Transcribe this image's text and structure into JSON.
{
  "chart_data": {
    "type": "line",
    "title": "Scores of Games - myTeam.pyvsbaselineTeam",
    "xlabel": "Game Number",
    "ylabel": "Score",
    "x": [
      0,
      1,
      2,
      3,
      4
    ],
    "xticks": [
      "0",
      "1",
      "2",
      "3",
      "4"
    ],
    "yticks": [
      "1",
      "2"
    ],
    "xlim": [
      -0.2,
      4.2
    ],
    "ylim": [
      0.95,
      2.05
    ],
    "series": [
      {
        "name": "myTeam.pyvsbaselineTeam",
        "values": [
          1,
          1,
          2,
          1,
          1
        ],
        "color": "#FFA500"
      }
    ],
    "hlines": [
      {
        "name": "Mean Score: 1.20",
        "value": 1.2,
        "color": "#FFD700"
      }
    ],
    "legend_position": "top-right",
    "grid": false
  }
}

····················

Write the data from above out again, exactly.

> **Written solution**:
Transcribe this image's text and structure into JSON.
{
  "chart_data": {
    "type": "line",
    "title": "Scores of Games - myTeam.pyvsbaselineTeam",
    "xlabel": "Game Number",
    "ylabel": "Score",
    "x": [
      0,
      1,
      2,
      3,
      4
    ],
    "xticks": [
      "0",
      "1",
      "2",
      "3",
      "4"
    ],
    "yticks": [
      "1",
      "2"
    ],
    "xlim": [
      -0.2,
      4.2
    ],
    "ylim": [
      0.95,
      2.05
    ],
    "series": [
      {
        "name": "myTeam.pyvsbaselineTeam",
        "values": [
          1,
          1,
          2,
          1,
          1
        ],
        "color": "#FFA500"
      }
    ],
    "hlines": [
      {
        "name": "Mean Score: 1.20",
        "value": 1.2,
        "color": "#FFD700"
      }
    ],
    "legend_position": "top-right",
    "grid": false
  }
}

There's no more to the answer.